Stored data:

- - -

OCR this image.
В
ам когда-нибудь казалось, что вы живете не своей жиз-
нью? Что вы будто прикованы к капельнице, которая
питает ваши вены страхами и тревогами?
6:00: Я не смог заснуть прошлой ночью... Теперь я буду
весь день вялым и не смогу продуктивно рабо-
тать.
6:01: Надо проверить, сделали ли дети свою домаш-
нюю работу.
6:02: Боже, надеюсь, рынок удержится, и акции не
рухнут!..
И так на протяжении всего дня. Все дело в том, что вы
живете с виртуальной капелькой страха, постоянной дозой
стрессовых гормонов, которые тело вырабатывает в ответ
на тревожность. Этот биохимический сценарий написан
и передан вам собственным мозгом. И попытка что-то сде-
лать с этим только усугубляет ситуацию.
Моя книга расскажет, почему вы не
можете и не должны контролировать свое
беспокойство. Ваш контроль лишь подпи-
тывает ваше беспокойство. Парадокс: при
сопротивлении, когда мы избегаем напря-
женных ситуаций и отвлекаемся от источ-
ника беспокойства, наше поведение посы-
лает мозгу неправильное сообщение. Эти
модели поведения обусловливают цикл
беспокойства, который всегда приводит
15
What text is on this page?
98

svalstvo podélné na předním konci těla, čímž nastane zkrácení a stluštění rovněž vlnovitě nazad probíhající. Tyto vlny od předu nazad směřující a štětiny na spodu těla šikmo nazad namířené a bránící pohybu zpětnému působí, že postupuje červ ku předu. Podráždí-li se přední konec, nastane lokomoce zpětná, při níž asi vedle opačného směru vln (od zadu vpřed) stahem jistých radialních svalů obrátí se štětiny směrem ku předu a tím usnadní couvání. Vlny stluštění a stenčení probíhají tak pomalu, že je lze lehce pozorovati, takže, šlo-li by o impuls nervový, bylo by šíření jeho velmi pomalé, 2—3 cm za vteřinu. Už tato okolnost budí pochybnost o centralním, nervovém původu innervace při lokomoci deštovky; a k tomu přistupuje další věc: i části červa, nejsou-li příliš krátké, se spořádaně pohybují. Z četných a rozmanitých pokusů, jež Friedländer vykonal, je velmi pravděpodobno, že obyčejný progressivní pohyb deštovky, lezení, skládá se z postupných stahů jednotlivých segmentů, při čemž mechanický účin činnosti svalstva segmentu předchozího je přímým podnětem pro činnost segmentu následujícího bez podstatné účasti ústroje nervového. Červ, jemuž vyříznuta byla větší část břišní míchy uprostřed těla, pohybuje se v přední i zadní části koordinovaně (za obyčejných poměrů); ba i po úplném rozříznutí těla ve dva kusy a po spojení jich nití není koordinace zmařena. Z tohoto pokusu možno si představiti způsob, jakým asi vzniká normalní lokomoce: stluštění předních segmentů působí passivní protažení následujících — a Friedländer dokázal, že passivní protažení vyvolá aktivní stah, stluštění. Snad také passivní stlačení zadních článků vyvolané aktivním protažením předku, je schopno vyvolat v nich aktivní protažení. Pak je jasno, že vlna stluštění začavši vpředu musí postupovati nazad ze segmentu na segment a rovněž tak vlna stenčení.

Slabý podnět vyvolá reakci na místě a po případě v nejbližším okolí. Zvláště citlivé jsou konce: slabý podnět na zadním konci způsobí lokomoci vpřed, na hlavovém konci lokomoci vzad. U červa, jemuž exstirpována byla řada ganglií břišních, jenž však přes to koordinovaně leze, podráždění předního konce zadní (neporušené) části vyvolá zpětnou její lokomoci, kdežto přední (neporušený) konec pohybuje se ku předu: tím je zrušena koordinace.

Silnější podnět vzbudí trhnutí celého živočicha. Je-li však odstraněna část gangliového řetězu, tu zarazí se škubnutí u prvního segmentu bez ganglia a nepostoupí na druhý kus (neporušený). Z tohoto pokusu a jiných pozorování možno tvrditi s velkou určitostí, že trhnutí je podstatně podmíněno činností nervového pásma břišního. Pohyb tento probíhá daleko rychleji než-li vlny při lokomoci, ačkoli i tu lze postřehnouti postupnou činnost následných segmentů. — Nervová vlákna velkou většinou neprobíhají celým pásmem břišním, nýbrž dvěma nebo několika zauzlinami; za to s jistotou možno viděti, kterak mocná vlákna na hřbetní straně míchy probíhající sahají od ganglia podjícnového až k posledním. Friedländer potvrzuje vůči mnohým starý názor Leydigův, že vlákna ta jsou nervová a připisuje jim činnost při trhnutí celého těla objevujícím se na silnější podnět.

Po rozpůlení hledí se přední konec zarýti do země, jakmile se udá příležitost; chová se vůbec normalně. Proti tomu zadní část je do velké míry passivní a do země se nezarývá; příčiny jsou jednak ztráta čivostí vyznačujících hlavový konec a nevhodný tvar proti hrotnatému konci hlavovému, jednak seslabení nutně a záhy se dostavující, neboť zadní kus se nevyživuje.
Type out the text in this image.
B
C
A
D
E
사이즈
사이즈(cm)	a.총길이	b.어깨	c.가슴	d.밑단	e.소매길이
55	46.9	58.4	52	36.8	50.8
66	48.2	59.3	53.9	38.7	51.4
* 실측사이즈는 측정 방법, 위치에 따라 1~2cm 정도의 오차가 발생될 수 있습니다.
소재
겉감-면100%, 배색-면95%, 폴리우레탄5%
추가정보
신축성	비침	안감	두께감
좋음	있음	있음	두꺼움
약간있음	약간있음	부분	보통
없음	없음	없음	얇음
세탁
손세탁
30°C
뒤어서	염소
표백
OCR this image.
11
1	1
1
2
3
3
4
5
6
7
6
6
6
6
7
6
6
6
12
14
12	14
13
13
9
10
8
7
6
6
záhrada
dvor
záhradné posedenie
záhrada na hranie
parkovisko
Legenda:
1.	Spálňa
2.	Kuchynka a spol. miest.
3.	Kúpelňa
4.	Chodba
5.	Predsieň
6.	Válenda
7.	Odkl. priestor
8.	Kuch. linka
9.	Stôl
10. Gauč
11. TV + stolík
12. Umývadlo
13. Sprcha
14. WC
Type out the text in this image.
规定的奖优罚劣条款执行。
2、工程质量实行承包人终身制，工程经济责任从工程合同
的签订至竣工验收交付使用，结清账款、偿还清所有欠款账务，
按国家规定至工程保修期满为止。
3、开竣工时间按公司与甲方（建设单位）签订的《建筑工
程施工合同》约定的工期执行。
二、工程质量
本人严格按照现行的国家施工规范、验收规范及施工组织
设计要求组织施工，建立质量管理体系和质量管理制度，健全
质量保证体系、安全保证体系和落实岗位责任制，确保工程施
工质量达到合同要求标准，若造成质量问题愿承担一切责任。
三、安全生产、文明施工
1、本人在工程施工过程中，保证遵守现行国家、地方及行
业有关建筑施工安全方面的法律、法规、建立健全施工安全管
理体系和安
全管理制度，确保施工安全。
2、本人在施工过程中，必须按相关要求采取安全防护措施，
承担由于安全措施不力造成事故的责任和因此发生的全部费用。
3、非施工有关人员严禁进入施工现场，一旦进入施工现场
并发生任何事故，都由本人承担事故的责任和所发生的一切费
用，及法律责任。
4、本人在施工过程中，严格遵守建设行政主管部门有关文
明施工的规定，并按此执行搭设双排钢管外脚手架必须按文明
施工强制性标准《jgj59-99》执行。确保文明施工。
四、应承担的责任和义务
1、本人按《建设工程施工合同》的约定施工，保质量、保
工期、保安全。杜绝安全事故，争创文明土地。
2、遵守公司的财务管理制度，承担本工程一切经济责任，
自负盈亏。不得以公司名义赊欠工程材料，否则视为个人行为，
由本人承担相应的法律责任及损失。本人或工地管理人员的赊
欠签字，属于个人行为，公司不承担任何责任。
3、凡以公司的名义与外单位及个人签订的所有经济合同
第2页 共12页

- - -

Collect every line from the records above that contains the word "живете".

TASK OUTPUT
ам когда-нибудь казалось, что вы живете не своей жиз-
живете с виртуальной капелькой страха, постоянной дозой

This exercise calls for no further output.